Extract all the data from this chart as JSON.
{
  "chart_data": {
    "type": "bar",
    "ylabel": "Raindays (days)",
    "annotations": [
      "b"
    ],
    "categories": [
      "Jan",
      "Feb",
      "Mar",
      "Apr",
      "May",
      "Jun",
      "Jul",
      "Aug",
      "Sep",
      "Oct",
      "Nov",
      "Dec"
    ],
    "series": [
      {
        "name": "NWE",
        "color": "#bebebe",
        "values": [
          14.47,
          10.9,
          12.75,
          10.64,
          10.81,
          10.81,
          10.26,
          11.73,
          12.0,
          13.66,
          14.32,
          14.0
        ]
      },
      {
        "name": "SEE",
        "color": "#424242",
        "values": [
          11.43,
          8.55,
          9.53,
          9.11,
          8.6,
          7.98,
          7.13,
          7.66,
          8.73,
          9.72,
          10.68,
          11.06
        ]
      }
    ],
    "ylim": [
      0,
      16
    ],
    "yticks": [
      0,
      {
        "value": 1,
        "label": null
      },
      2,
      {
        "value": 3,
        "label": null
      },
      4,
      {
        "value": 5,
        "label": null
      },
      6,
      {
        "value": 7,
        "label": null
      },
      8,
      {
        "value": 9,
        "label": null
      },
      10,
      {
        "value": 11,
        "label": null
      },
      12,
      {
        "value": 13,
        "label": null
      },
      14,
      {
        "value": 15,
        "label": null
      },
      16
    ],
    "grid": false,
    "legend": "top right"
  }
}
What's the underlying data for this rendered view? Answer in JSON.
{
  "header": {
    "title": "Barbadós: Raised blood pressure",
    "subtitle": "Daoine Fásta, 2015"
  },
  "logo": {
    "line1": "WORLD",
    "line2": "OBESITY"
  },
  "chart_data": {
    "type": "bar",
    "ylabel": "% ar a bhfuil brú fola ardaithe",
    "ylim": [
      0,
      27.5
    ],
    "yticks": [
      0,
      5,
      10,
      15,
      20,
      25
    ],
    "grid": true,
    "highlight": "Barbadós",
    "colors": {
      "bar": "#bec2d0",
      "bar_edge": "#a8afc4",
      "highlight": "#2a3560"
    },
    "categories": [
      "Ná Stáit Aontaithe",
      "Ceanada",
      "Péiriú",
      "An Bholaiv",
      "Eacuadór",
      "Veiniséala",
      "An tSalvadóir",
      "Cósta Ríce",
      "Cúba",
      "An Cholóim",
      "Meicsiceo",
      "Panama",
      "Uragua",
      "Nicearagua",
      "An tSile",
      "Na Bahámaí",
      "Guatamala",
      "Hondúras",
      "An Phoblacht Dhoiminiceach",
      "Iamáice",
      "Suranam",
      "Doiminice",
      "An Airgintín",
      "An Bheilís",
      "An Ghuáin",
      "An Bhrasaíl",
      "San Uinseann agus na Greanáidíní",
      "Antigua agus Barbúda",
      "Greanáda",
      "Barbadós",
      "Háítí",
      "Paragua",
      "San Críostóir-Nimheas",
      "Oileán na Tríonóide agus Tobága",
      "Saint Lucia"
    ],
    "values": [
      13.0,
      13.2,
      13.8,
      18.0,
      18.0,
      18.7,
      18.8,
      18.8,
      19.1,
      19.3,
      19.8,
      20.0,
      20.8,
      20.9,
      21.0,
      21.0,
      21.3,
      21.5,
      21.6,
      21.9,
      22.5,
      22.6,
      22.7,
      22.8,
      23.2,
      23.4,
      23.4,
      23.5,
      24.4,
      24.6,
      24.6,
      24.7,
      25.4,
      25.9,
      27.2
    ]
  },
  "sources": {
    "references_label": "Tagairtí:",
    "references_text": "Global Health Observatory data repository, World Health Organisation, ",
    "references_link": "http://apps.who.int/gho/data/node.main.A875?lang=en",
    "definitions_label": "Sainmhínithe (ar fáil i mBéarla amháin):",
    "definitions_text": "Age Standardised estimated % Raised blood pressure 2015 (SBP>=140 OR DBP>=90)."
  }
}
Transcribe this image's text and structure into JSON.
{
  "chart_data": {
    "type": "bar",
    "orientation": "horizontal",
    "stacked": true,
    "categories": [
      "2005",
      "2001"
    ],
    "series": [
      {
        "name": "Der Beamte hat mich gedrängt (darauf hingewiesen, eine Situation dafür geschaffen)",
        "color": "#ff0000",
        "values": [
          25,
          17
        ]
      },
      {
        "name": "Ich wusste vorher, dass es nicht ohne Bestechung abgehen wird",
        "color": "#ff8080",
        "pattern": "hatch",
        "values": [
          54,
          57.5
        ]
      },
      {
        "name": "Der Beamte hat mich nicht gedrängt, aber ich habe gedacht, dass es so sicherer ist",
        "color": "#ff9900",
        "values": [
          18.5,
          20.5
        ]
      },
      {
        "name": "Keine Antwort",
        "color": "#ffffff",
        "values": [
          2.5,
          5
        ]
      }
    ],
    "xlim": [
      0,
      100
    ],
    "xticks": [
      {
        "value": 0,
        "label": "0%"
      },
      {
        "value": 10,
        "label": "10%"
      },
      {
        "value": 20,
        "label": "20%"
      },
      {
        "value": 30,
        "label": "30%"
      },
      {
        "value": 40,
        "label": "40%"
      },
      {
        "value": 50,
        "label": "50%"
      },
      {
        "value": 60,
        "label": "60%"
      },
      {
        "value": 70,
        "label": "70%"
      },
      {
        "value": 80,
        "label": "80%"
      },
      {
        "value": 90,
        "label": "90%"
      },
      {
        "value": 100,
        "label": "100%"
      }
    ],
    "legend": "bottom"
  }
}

+ + + + + + +

* OBJECTIVE:
What is the number of lines in the records above that include the word "gedrängt"? Reply with that number and nothing more.

* TASK RESULT:
2